• **EXERCISE REQUIREMENTS**: Scan the following material for the string "COMPRESSION" and copy each line in which it appears.

[Structured figure records]
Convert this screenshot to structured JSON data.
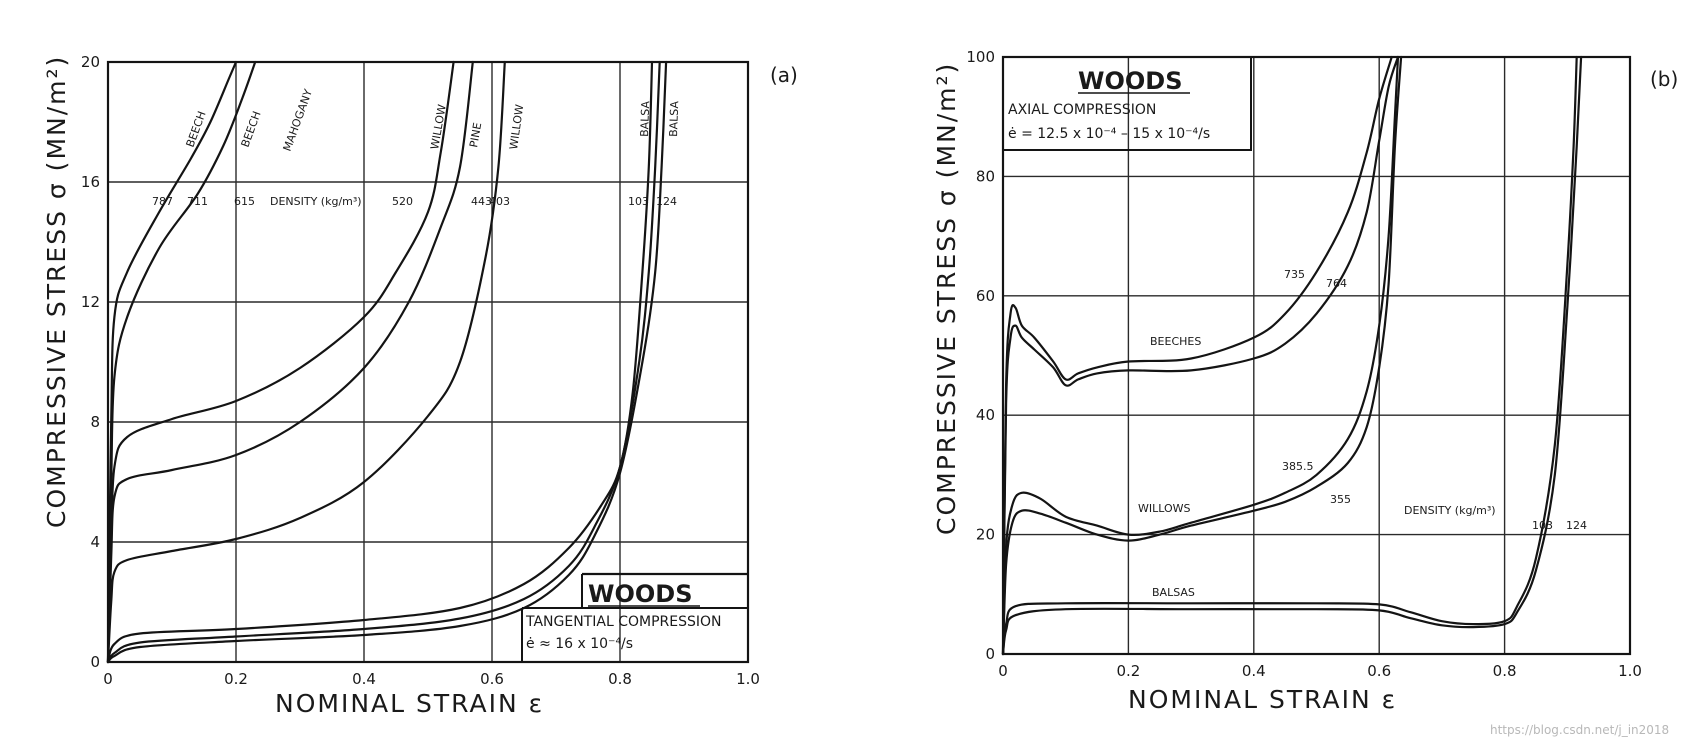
{
  "chart_data": [
    {
      "type": "line",
      "panel_label": "(a)",
      "title": "",
      "xlabel": "NOMINAL STRAIN ε",
      "ylabel": "COMPRESSIVE STRESS σ (MN/m²)",
      "xlim": [
        0,
        1.0
      ],
      "ylim": [
        0,
        20
      ],
      "x_ticks": [
        "0",
        "0.2",
        "0.4",
        "0.6",
        "0.8",
        "1.0"
      ],
      "y_ticks": [
        "0",
        "4",
        "8",
        "12",
        "16",
        "20"
      ],
      "grid": true,
      "legend_box": {
        "title": "WOODS",
        "line1": "TANGENTIAL COMPRESSION",
        "line2": "ė ≈ 16 x 10⁻⁴/s"
      },
      "density_label": "DENSITY (kg/m³)",
      "series": [
        {
          "name": "BEECH",
          "density": "787",
          "points": [
            [
              0,
              0
            ],
            [
              0.005,
              8
            ],
            [
              0.01,
              11.5
            ],
            [
              0.03,
              13
            ],
            [
              0.08,
              15
            ],
            [
              0.13,
              16.8
            ],
            [
              0.16,
              18
            ],
            [
              0.19,
              19.5
            ],
            [
              0.2,
              20
            ]
          ]
        },
        {
          "name": "BEECH",
          "density": "711",
          "points": [
            [
              0,
              0
            ],
            [
              0.005,
              6
            ],
            [
              0.01,
              9.5
            ],
            [
              0.03,
              11.5
            ],
            [
              0.08,
              13.8
            ],
            [
              0.14,
              15.6
            ],
            [
              0.18,
              17.2
            ],
            [
              0.21,
              18.8
            ],
            [
              0.23,
              20
            ]
          ]
        },
        {
          "name": "MAHOGANY",
          "density": "615",
          "points": [
            [
              0,
              0
            ],
            [
              0.005,
              4
            ],
            [
              0.01,
              6.5
            ],
            [
              0.03,
              7.5
            ],
            [
              0.1,
              8.1
            ],
            [
              0.2,
              8.7
            ],
            [
              0.3,
              9.8
            ],
            [
              0.4,
              11.5
            ],
            [
              0.45,
              13
            ],
            [
              0.5,
              15
            ],
            [
              0.52,
              17
            ],
            [
              0.54,
              20
            ]
          ]
        },
        {
          "name": "WILLOW",
          "density": "520",
          "points": [
            [
              0,
              0
            ],
            [
              0.005,
              3.5
            ],
            [
              0.01,
              5.5
            ],
            [
              0.03,
              6.1
            ],
            [
              0.1,
              6.4
            ],
            [
              0.2,
              6.9
            ],
            [
              0.3,
              8
            ],
            [
              0.4,
              9.8
            ],
            [
              0.47,
              12
            ],
            [
              0.52,
              14.5
            ],
            [
              0.55,
              16.5
            ],
            [
              0.57,
              20
            ]
          ]
        },
        {
          "name": "PINE",
          "density": "443",
          "points": [
            [
              0,
              0
            ],
            [
              0.005,
              2
            ],
            [
              0.01,
              3
            ],
            [
              0.03,
              3.4
            ],
            [
              0.1,
              3.7
            ],
            [
              0.2,
              4.1
            ],
            [
              0.3,
              4.8
            ],
            [
              0.4,
              6
            ],
            [
              0.5,
              8.2
            ],
            [
              0.55,
              10
            ],
            [
              0.59,
              13.5
            ],
            [
              0.61,
              16.5
            ],
            [
              0.62,
              20
            ]
          ]
        },
        {
          "name": "WILLOW",
          "density": "403",
          "points": [
            [
              0,
              0
            ],
            [
              0.01,
              0.6
            ],
            [
              0.05,
              0.95
            ],
            [
              0.2,
              1.1
            ],
            [
              0.4,
              1.4
            ],
            [
              0.55,
              1.8
            ],
            [
              0.65,
              2.6
            ],
            [
              0.72,
              3.8
            ],
            [
              0.77,
              5.2
            ],
            [
              0.8,
              6.5
            ],
            [
              0.82,
              9
            ],
            [
              0.835,
              13
            ],
            [
              0.845,
              16.5
            ],
            [
              0.85,
              20
            ]
          ]
        },
        {
          "name": "BALSA",
          "density": "103",
          "points": [
            [
              0,
              0
            ],
            [
              0.01,
              0.3
            ],
            [
              0.05,
              0.65
            ],
            [
              0.2,
              0.85
            ],
            [
              0.4,
              1.1
            ],
            [
              0.55,
              1.45
            ],
            [
              0.65,
              2.1
            ],
            [
              0.72,
              3.2
            ],
            [
              0.76,
              4.5
            ],
            [
              0.8,
              6.5
            ],
            [
              0.83,
              10
            ],
            [
              0.845,
              13
            ],
            [
              0.855,
              16.5
            ],
            [
              0.862,
              20
            ]
          ]
        },
        {
          "name": "BALSA",
          "density": "124",
          "points": [
            [
              0,
              0
            ],
            [
              0.01,
              0.2
            ],
            [
              0.05,
              0.5
            ],
            [
              0.2,
              0.7
            ],
            [
              0.4,
              0.9
            ],
            [
              0.55,
              1.2
            ],
            [
              0.65,
              1.8
            ],
            [
              0.72,
              2.9
            ],
            [
              0.76,
              4.2
            ],
            [
              0.8,
              6.3
            ],
            [
              0.835,
              10
            ],
            [
              0.855,
              13
            ],
            [
              0.865,
              16.5
            ],
            [
              0.872,
              20
            ]
          ]
        }
      ],
      "curve_labels": [
        "BEECH",
        "BEECH",
        "MAHOGANY",
        "WILLOW",
        "PINE",
        "WILLOW",
        "BALSA",
        "BALSA"
      ],
      "density_values": [
        "787",
        "711",
        "615",
        "520",
        "443",
        "403",
        "103",
        "124"
      ]
    },
    {
      "type": "line",
      "panel_label": "(b)",
      "title": "",
      "xlabel": "NOMINAL STRAIN ε",
      "ylabel": "COMPRESSIVE STRESS σ (MN/m²)",
      "xlim": [
        0,
        1.0
      ],
      "ylim": [
        0,
        100
      ],
      "x_ticks": [
        "0",
        "0.2",
        "0.4",
        "0.6",
        "0.8",
        "1.0"
      ],
      "y_ticks": [
        "0",
        "20",
        "40",
        "60",
        "80",
        "100"
      ],
      "grid": true,
      "legend_box": {
        "title": "WOODS",
        "line1": "AXIAL COMPRESSION",
        "line2": "ė = 12.5 x 10⁻⁴ – 15 x 10⁻⁴/s"
      },
      "group_labels": [
        "BEECHES",
        "WILLOWS",
        "BALSAS"
      ],
      "density_label": "DENSITY (kg/m³)",
      "series": [
        {
          "name": "BEECHES",
          "density": "735",
          "points": [
            [
              0,
              0
            ],
            [
              0.005,
              45
            ],
            [
              0.012,
              57
            ],
            [
              0.02,
              58
            ],
            [
              0.03,
              55
            ],
            [
              0.05,
              53
            ],
            [
              0.08,
              49
            ],
            [
              0.1,
              46
            ],
            [
              0.12,
              47
            ],
            [
              0.15,
              48
            ],
            [
              0.2,
              49
            ],
            [
              0.3,
              49.5
            ],
            [
              0.4,
              53
            ],
            [
              0.45,
              57
            ],
            [
              0.5,
              64
            ],
            [
              0.55,
              74
            ],
            [
              0.58,
              84
            ],
            [
              0.6,
              93
            ],
            [
              0.62,
              100
            ]
          ]
        },
        {
          "name": "BEECHES",
          "density": "764",
          "points": [
            [
              0,
              0
            ],
            [
              0.005,
              42
            ],
            [
              0.012,
              53
            ],
            [
              0.02,
              55
            ],
            [
              0.03,
              53
            ],
            [
              0.05,
              51
            ],
            [
              0.08,
              48
            ],
            [
              0.1,
              45
            ],
            [
              0.12,
              46
            ],
            [
              0.15,
              47
            ],
            [
              0.2,
              47.5
            ],
            [
              0.3,
              47.5
            ],
            [
              0.4,
              49.5
            ],
            [
              0.45,
              52
            ],
            [
              0.5,
              57
            ],
            [
              0.55,
              65
            ],
            [
              0.58,
              74
            ],
            [
              0.6,
              86
            ],
            [
              0.615,
              95
            ],
            [
              0.63,
              100
            ]
          ]
        },
        {
          "name": "WILLOWS",
          "density": "385.5",
          "points": [
            [
              0,
              0
            ],
            [
              0.005,
              18
            ],
            [
              0.015,
              25
            ],
            [
              0.03,
              27
            ],
            [
              0.06,
              26
            ],
            [
              0.1,
              23
            ],
            [
              0.15,
              21.5
            ],
            [
              0.2,
              20
            ],
            [
              0.25,
              20.5
            ],
            [
              0.3,
              22
            ],
            [
              0.4,
              25
            ],
            [
              0.45,
              27
            ],
            [
              0.5,
              30
            ],
            [
              0.55,
              36
            ],
            [
              0.58,
              44
            ],
            [
              0.6,
              55
            ],
            [
              0.615,
              70
            ],
            [
              0.625,
              90
            ],
            [
              0.63,
              100
            ]
          ]
        },
        {
          "name": "WILLOWS",
          "density": "355",
          "points": [
            [
              0,
              0
            ],
            [
              0.005,
              15
            ],
            [
              0.015,
              22
            ],
            [
              0.03,
              24
            ],
            [
              0.06,
              23.5
            ],
            [
              0.1,
              22
            ],
            [
              0.15,
              20
            ],
            [
              0.2,
              19
            ],
            [
              0.25,
              20
            ],
            [
              0.3,
              21.5
            ],
            [
              0.4,
              24
            ],
            [
              0.45,
              25.5
            ],
            [
              0.5,
              28
            ],
            [
              0.55,
              32
            ],
            [
              0.58,
              38
            ],
            [
              0.6,
              48
            ],
            [
              0.615,
              62
            ],
            [
              0.625,
              85
            ],
            [
              0.635,
              100
            ]
          ]
        },
        {
          "name": "BALSAS",
          "density": "103",
          "points": [
            [
              0,
              0
            ],
            [
              0.005,
              5
            ],
            [
              0.02,
              8
            ],
            [
              0.1,
              8.5
            ],
            [
              0.3,
              8.5
            ],
            [
              0.5,
              8.5
            ],
            [
              0.6,
              8.3
            ],
            [
              0.65,
              7
            ],
            [
              0.7,
              5.5
            ],
            [
              0.75,
              5
            ],
            [
              0.8,
              5.5
            ],
            [
              0.82,
              8
            ],
            [
              0.85,
              16
            ],
            [
              0.88,
              35
            ],
            [
              0.9,
              65
            ],
            [
              0.91,
              85
            ],
            [
              0.915,
              100
            ]
          ]
        },
        {
          "name": "BALSAS",
          "density": "124",
          "points": [
            [
              0,
              0
            ],
            [
              0.005,
              4
            ],
            [
              0.02,
              6.5
            ],
            [
              0.1,
              7.5
            ],
            [
              0.3,
              7.5
            ],
            [
              0.5,
              7.5
            ],
            [
              0.6,
              7.3
            ],
            [
              0.65,
              6
            ],
            [
              0.7,
              4.8
            ],
            [
              0.75,
              4.5
            ],
            [
              0.8,
              5
            ],
            [
              0.82,
              7
            ],
            [
              0.85,
              14
            ],
            [
              0.88,
              30
            ],
            [
              0.9,
              58
            ],
            [
              0.915,
              85
            ],
            [
              0.922,
              100
            ]
          ]
        }
      ],
      "density_values": [
        "735",
        "764",
        "385.5",
        "355",
        "103",
        "124"
      ]
    }
  ],
  "watermark": "https://blog.csdn.net/j_in2018"
}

• **IN RESPONSE**:
        "line1": "TANGENTIAL COMPRESSION",
        "line1": "AXIAL COMPRESSION",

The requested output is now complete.